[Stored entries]
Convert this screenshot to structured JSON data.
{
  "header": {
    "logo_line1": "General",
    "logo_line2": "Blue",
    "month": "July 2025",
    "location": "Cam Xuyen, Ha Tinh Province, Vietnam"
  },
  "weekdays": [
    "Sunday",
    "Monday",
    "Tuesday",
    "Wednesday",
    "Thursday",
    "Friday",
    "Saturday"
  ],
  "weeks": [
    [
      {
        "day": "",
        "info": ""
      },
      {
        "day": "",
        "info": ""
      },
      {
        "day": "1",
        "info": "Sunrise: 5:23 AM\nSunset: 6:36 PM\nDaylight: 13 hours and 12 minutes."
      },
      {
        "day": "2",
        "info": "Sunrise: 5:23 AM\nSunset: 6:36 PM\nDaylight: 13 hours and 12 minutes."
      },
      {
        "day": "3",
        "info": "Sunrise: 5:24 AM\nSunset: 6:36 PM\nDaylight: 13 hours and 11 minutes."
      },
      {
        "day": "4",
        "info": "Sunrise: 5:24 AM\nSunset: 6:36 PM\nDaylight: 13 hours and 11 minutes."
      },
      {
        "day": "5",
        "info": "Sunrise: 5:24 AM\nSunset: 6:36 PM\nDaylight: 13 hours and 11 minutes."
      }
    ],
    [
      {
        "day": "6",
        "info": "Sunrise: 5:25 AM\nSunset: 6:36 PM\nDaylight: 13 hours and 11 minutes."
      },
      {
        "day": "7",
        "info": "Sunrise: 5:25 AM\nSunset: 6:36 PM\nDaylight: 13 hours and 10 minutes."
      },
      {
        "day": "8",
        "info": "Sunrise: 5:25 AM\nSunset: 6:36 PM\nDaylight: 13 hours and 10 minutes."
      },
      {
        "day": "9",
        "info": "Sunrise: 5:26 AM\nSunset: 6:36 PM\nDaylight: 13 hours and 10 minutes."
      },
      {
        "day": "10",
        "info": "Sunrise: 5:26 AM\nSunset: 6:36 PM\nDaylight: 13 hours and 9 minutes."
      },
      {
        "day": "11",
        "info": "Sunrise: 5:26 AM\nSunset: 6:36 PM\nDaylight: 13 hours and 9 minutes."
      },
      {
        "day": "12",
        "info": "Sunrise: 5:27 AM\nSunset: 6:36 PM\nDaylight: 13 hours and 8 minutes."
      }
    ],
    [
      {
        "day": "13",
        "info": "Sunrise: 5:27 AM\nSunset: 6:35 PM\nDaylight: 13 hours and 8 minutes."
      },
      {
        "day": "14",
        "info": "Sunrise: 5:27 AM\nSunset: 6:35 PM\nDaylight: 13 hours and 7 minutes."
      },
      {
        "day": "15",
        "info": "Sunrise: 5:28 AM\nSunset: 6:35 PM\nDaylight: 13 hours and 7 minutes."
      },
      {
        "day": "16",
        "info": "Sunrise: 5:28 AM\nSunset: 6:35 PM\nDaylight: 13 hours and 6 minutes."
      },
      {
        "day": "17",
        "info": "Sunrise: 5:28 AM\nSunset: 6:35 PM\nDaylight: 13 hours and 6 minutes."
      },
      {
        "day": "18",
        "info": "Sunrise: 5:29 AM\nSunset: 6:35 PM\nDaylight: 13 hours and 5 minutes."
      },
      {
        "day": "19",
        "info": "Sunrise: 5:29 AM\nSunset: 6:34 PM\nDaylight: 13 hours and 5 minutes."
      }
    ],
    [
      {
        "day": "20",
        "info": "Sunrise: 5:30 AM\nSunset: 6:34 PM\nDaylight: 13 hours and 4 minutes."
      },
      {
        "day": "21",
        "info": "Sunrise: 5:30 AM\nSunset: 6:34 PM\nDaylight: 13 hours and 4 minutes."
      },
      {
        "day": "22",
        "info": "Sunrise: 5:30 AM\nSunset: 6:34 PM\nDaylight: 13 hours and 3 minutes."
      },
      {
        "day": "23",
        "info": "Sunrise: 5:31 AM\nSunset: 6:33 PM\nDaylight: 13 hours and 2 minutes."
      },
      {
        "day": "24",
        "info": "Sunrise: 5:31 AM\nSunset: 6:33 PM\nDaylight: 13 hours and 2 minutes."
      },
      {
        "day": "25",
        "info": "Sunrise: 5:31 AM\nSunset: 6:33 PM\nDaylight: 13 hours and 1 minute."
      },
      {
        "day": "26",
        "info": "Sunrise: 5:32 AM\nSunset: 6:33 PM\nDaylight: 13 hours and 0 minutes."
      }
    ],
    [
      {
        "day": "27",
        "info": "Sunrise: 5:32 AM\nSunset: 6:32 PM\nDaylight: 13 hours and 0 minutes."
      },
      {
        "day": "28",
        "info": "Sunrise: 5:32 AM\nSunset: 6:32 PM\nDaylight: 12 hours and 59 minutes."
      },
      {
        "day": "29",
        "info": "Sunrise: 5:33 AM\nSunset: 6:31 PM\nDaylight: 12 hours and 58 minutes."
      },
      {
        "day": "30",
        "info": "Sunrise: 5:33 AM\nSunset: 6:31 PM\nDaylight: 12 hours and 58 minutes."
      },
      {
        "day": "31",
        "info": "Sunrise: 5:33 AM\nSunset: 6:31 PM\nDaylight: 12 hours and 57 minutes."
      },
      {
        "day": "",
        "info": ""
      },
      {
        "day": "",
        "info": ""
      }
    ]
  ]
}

▸ **Instructions for the task**
Write out the records above again, keeping each one identical to the original.

▸ **Worked answer**
Convert this screenshot to structured JSON data.
{
  "header": {
    "logo_line1": "General",
    "logo_line2": "Blue",
    "month": "July 2025",
    "location": "Cam Xuyen, Ha Tinh Province, Vietnam"
  },
  "weekdays": [
    "Sunday",
    "Monday",
    "Tuesday",
    "Wednesday",
    "Thursday",
    "Friday",
    "Saturday"
  ],
  "weeks": [
    [
      {
        "day": "",
        "info": ""
      },
      {
        "day": "",
        "info": ""
      },
      {
        "day": "1",
        "info": "Sunrise: 5:23 AM\nSunset: 6:36 PM\nDaylight: 13 hours and 12 minutes."
      },
      {
        "day": "2",
        "info": "Sunrise: 5:23 AM\nSunset: 6:36 PM\nDaylight: 13 hours and 12 minutes."
      },
      {
        "day": "3",
        "info": "Sunrise: 5:24 AM\nSunset: 6:36 PM\nDaylight: 13 hours and 11 minutes."
      },
      {
        "day": "4",
        "info": "Sunrise: 5:24 AM\nSunset: 6:36 PM\nDaylight: 13 hours and 11 minutes."
      },
      {
        "day": "5",
        "info": "Sunrise: 5:24 AM\nSunset: 6:36 PM\nDaylight: 13 hours and 11 minutes."
      }
    ],
    [
      {
        "day": "6",
        "info": "Sunrise: 5:25 AM\nSunset: 6:36 PM\nDaylight: 13 hours and 11 minutes."
      },
      {
        "day": "7",
        "info": "Sunrise: 5:25 AM\nSunset: 6:36 PM\nDaylight: 13 hours and 10 minutes."
      },
      {
        "day": "8",
        "info": "Sunrise: 5:25 AM\nSunset: 6:36 PM\nDaylight: 13 hours and 10 minutes."
      },
      {
        "day": "9",
        "info": "Sunrise: 5:26 AM\nSunset: 6:36 PM\nDaylight: 13 hours and 10 minutes."
      },
      {
        "day": "10",
        "info": "Sunrise: 5:26 AM\nSunset: 6:36 PM\nDaylight: 13 hours and 9 minutes."
      },
      {
        "day": "11",
        "info": "Sunrise: 5:26 AM\nSunset: 6:36 PM\nDaylight: 13 hours and 9 minutes."
      },
      {
        "day": "12",
        "info": "Sunrise: 5:27 AM\nSunset: 6:36 PM\nDaylight: 13 hours and 8 minutes."
      }
    ],
    [
      {
        "day": "13",
        "info": "Sunrise: 5:27 AM\nSunset: 6:35 PM\nDaylight: 13 hours and 8 minutes."
      },
      {
        "day": "14",
        "info": "Sunrise: 5:27 AM\nSunset: 6:35 PM\nDaylight: 13 hours and 7 minutes."
      },
      {
        "day": "15",
        "info": "Sunrise: 5:28 AM\nSunset: 6:35 PM\nDaylight: 13 hours and 7 minutes."
      },
      {
        "day": "16",
        "info": "Sunrise: 5:28 AM\nSunset: 6:35 PM\nDaylight: 13 hours and 6 minutes."
      },
      {
        "day": "17",
        "info": "Sunrise: 5:28 AM\nSunset: 6:35 PM\nDaylight: 13 hours and 6 minutes."
      },
      {
        "day": "18",
        "info": "Sunrise: 5:29 AM\nSunset: 6:35 PM\nDaylight: 13 hours and 5 minutes."
      },
      {
        "day": "19",
        "info": "Sunrise: 5:29 AM\nSunset: 6:34 PM\nDaylight: 13 hours and 5 minutes."
      }
    ],
    [
      {
        "day": "20",
        "info": "Sunrise: 5:30 AM\nSunset: 6:34 PM\nDaylight: 13 hours and 4 minutes."
      },
      {
        "day": "21",
        "info": "Sunrise: 5:30 AM\nSunset: 6:34 PM\nDaylight: 13 hours and 4 minutes."
      },
      {
        "day": "22",
        "info": "Sunrise: 5:30 AM\nSunset: 6:34 PM\nDaylight: 13 hours and 3 minutes."
      },
      {
        "day": "23",
        "info": "Sunrise: 5:31 AM\nSunset: 6:33 PM\nDaylight: 13 hours and 2 minutes."
      },
      {
        "day": "24",
        "info": "Sunrise: 5:31 AM\nSunset: 6:33 PM\nDaylight: 13 hours and 2 minutes."
      },
      {
        "day": "25",
        "info": "Sunrise: 5:31 AM\nSunset: 6:33 PM\nDaylight: 13 hours and 1 minute."
      },
      {
        "day": "26",
        "info": "Sunrise: 5:32 AM\nSunset: 6:33 PM\nDaylight: 13 hours and 0 minutes."
      }
    ],
    [
      {
        "day": "27",
        "info": "Sunrise: 5:32 AM\nSunset: 6:32 PM\nDaylight: 13 hours and 0 minutes."
      },
      {
        "day": "28",
        "info": "Sunrise: 5:32 AM\nSunset: 6:32 PM\nDaylight: 12 hours and 59 minutes."
      },
      {
        "day": "29",
        "info": "Sunrise: 5:33 AM\nSunset: 6:31 PM\nDaylight: 12 hours and 58 minutes."
      },
      {
        "day": "30",
        "info": "Sunrise: 5:33 AM\nSunset: 6:31 PM\nDaylight: 12 hours and 58 minutes."
      },
      {
        "day": "31",
        "info": "Sunrise: 5:33 AM\nSunset: 6:31 PM\nDaylight: 12 hours and 57 minutes."
      },
      {
        "day": "",
        "info": ""
      },
      {
        "day": "",
        "info": ""
      }
    ]
  ]
}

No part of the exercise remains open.